* **Exercise objective**: Print the entries that appear below, exactly as written and without their pictures.

* **Extracted records**:
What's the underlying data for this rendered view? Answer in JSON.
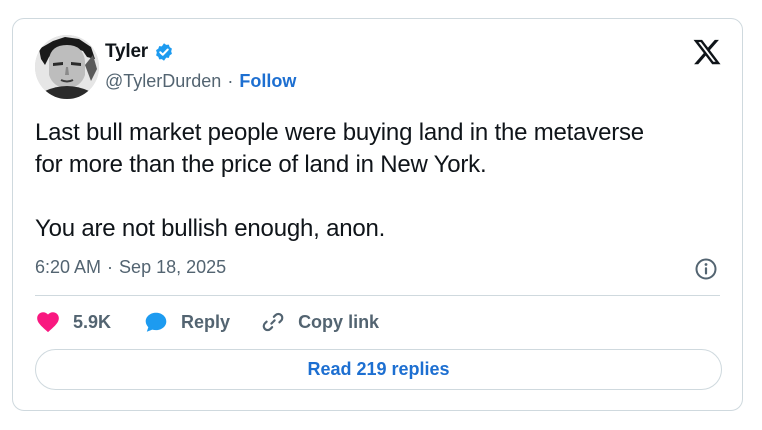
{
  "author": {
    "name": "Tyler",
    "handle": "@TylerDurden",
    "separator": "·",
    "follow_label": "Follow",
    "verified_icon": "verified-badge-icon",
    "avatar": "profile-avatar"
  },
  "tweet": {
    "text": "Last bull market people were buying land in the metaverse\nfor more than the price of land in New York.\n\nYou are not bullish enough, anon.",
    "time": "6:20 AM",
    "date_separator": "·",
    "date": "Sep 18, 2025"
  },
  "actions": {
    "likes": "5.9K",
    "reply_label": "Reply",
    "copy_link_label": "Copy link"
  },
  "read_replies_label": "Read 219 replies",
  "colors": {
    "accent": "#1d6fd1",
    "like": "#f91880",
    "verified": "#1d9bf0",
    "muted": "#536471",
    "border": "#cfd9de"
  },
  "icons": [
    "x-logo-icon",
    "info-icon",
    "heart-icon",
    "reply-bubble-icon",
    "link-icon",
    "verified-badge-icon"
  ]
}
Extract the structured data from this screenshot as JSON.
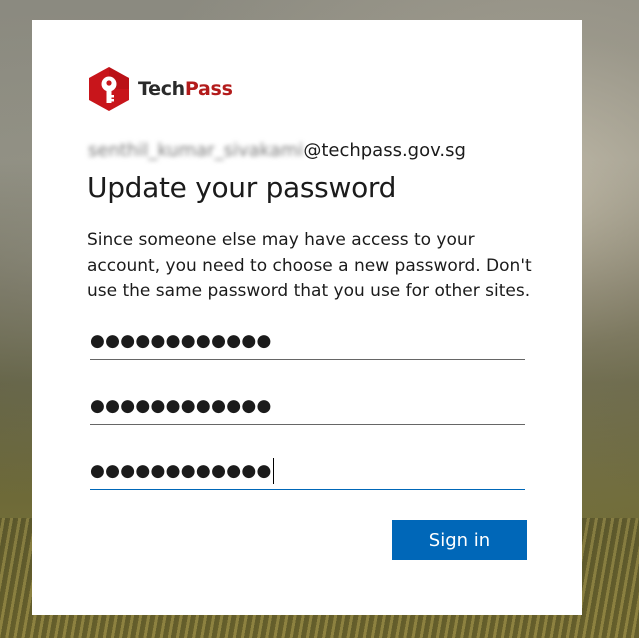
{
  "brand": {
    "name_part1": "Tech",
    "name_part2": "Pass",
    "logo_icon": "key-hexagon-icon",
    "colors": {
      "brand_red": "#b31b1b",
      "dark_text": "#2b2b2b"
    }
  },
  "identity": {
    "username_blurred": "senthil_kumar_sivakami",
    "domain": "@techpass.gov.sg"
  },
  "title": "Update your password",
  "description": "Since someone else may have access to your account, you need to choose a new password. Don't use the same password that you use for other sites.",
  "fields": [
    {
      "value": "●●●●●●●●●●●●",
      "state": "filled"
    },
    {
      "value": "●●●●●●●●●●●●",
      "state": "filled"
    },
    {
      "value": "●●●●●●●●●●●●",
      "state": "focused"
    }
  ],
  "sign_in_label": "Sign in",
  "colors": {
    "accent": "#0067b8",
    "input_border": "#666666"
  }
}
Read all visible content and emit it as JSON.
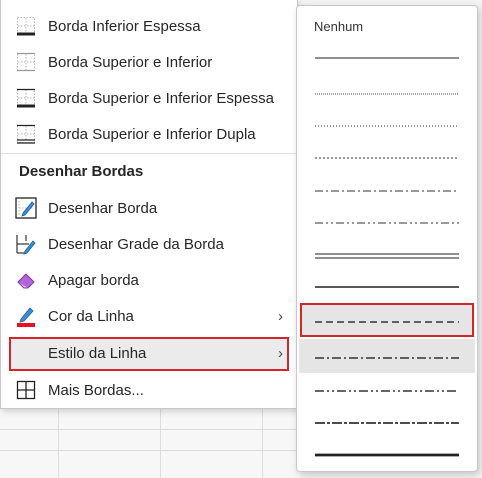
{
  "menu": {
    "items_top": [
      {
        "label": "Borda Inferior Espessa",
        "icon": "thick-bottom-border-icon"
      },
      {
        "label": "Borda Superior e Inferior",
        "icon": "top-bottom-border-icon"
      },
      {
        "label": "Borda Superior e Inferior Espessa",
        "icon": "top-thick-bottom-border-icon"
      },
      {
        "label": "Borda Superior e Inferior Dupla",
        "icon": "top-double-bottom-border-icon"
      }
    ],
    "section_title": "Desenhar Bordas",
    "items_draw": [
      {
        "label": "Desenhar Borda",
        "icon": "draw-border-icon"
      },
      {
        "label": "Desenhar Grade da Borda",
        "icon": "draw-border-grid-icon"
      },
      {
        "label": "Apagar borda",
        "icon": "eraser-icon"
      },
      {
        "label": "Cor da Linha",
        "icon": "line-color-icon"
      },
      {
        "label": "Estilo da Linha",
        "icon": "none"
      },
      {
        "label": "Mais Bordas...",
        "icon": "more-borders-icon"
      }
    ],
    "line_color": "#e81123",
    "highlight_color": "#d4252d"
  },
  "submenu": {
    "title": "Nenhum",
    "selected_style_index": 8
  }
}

* **The response**:
What's the underlying data for this rendered view? Answer in JSON.
{
  "author": {
    "name": "Tyler",
    "handle": "@TylerDurden",
    "separator": "·",
    "follow_label": "Follow",
    "verified_icon": "verified-badge-icon",
    "avatar": "profile-avatar"
  },
  "tweet": {
    "text": "Last bull market people were buying land in the metaverse\nfor more than the price of land in New York.\n\nYou are not bullish enough, anon.",
    "time": "6:20 AM",
    "date_separator": "·",
    "date": "Sep 18, 2025"
  },
  "actions": {
    "likes": "5.9K",
    "reply_label": "Reply",
    "copy_link_label": "Copy link"
  },
  "read_replies_label": "Read 219 replies",
  "colors": {
    "accent": "#1d6fd1",
    "like": "#f91880",
    "verified": "#1d9bf0",
    "muted": "#536471",
    "border": "#cfd9de"
  },
  "icons": [
    "x-logo-icon",
    "info-icon",
    "heart-icon",
    "reply-bubble-icon",
    "link-icon",
    "verified-badge-icon"
  ]
}
Extract the structured data from this screenshot as JSON.
{
  "brand": {
    "name_part1": "Tech",
    "name_part2": "Pass",
    "logo_icon": "key-hexagon-icon",
    "colors": {
      "brand_red": "#b31b1b",
      "dark_text": "#2b2b2b"
    }
  },
  "identity": {
    "username_blurred": "senthil_kumar_sivakami",
    "domain": "@techpass.gov.sg"
  },
  "title": "Update your password",
  "description": "Since someone else may have access to your account, you need to choose a new password. Don't use the same password that you use for other sites.",
  "fields": [
    {
      "value": "●●●●●●●●●●●●",
      "state": "filled"
    },
    {
      "value": "●●●●●●●●●●●●",
      "state": "filled"
    },
    {
      "value": "●●●●●●●●●●●●",
      "state": "focused"
    }
  ],
  "sign_in_label": "Sign in",
  "colors": {
    "accent": "#0067b8",
    "input_border": "#666666"
  }
}
Read all visible content and emit it as JSON.
{
  "menu": {
    "items_top": [
      {
        "label": "Borda Inferior Espessa",
        "icon": "thick-bottom-border-icon"
      },
      {
        "label": "Borda Superior e Inferior",
        "icon": "top-bottom-border-icon"
      },
      {
        "label": "Borda Superior e Inferior Espessa",
        "icon": "top-thick-bottom-border-icon"
      },
      {
        "label": "Borda Superior e Inferior Dupla",
        "icon": "top-double-bottom-border-icon"
      }
    ],
    "section_title": "Desenhar Bordas",
    "items_draw": [
      {
        "label": "Desenhar Borda",
        "icon": "draw-border-icon"
      },
      {
        "label": "Desenhar Grade da Borda",
        "icon": "draw-border-grid-icon"
      },
      {
        "label": "Apagar borda",
        "icon": "eraser-icon"
      },
      {
        "label": "Cor da Linha",
        "icon": "line-color-icon"
      },
      {
        "label": "Estilo da Linha",
        "icon": "none"
      },
      {
        "label": "Mais Bordas...",
        "icon": "more-borders-icon"
      }
    ],
    "line_color": "#e81123",
    "highlight_color": "#d4252d"
  },
  "submenu": {
    "title": "Nenhum",
    "selected_style_index": 8
  }
}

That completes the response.